Which lines hold the word "wished"? Show each of them.

* START Task material *

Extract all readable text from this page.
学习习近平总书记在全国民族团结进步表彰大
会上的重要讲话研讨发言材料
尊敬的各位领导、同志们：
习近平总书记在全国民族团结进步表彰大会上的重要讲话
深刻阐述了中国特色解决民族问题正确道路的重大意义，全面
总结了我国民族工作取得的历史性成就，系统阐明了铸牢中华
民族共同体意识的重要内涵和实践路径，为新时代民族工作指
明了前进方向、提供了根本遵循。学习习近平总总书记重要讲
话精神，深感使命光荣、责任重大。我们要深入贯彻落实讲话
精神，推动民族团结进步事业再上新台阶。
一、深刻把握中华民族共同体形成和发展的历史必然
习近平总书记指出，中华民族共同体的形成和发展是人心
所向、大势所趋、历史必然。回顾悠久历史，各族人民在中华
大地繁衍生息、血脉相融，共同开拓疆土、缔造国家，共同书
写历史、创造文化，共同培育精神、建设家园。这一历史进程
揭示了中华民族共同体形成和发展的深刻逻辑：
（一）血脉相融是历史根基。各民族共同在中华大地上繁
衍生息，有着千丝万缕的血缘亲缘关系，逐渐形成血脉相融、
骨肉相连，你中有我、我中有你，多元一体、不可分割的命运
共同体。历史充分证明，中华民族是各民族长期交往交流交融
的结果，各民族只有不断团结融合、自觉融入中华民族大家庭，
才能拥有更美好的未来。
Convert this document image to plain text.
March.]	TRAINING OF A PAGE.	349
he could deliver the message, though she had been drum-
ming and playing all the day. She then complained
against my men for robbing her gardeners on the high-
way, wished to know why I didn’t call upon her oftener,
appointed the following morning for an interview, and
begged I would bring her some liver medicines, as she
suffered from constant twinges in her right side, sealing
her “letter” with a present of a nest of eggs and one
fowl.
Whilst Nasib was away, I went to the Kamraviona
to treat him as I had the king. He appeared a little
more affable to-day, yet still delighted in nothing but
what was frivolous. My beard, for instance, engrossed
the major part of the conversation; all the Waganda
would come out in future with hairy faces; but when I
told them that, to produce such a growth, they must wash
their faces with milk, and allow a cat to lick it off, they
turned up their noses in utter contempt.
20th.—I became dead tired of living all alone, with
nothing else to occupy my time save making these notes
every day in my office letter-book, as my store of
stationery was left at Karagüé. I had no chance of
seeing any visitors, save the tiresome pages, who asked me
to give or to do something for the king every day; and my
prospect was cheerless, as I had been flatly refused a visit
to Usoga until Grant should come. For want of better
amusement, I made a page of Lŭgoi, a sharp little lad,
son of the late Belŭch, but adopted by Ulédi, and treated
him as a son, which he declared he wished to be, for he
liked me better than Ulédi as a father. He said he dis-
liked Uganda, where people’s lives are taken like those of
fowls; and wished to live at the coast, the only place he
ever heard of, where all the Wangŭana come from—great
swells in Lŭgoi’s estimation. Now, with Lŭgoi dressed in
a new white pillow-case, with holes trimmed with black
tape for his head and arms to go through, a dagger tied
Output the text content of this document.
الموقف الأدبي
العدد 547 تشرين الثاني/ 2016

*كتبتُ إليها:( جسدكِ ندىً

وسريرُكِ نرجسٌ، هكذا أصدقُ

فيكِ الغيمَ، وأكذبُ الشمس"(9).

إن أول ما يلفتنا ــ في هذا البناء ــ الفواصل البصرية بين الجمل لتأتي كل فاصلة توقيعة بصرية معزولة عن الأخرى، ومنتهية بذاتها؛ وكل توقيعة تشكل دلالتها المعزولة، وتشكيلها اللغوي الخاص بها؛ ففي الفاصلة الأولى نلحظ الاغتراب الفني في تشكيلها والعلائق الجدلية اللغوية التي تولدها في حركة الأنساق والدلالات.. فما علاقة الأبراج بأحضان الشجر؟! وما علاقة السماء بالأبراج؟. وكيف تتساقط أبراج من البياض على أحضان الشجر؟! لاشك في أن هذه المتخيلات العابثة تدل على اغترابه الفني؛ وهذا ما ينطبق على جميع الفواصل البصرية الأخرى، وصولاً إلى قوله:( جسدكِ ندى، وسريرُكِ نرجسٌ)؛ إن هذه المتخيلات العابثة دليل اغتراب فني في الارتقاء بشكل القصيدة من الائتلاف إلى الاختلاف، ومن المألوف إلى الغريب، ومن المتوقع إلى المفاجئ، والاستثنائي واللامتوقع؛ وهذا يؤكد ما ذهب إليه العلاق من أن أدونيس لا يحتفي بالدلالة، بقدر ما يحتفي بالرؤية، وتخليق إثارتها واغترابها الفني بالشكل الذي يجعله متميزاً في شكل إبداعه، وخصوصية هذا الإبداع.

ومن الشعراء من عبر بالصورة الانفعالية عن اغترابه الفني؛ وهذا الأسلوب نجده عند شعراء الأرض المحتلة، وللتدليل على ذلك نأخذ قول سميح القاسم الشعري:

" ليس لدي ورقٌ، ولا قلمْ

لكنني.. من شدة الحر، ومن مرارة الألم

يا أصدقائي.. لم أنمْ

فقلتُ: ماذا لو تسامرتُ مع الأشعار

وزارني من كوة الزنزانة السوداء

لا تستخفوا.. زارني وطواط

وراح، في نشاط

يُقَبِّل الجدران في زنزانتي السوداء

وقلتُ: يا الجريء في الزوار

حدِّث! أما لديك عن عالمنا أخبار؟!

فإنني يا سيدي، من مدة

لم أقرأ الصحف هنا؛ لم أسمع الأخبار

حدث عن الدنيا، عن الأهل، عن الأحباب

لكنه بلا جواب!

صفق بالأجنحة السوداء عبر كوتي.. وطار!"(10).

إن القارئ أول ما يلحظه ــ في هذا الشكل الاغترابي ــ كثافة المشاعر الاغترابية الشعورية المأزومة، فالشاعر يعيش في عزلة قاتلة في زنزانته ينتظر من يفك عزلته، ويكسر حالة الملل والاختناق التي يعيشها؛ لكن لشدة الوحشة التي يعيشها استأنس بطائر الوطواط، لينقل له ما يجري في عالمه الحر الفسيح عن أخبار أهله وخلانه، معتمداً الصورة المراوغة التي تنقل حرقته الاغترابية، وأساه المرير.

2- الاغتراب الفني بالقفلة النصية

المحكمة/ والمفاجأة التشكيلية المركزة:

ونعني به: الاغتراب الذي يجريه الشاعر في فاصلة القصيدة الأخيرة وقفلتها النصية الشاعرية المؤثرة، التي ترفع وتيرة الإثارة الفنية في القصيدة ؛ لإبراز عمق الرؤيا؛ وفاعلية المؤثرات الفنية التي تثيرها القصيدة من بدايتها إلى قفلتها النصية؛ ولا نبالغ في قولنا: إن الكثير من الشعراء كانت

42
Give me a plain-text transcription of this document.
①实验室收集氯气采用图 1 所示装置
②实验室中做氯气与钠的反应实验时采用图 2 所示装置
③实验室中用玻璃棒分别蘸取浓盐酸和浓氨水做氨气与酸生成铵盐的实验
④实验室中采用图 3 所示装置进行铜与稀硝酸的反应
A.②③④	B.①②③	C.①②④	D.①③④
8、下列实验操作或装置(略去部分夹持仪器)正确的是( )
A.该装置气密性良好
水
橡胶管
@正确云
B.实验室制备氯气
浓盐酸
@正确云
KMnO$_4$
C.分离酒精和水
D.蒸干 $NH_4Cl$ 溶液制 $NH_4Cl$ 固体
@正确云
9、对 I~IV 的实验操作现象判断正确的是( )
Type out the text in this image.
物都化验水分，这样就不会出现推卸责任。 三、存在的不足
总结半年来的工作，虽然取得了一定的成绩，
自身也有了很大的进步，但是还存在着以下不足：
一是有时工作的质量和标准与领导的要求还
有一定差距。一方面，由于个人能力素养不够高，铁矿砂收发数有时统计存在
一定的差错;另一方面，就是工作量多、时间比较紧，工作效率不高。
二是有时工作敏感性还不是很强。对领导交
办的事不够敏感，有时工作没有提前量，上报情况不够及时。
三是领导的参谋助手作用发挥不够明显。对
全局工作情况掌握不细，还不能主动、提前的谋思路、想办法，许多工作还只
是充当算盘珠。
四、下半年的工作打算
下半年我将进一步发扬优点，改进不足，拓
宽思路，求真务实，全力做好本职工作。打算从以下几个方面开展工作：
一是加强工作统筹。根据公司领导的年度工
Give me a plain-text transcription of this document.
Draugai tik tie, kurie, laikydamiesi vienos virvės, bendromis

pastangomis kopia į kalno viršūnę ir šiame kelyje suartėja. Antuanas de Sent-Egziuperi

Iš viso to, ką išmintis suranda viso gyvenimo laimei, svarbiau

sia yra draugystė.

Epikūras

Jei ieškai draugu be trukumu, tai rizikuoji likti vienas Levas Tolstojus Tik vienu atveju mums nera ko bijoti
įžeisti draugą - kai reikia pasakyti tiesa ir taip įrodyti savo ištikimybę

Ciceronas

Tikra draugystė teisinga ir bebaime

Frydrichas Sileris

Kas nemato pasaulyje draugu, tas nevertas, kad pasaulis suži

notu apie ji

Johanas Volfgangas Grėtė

* END Task material *

> _Answer to the exercise_:
way, wished to know why I didn’t call upon her oftener,
him as a son, which he declared he wished to be, for he
fowls; and wished to live at the coast, the only place he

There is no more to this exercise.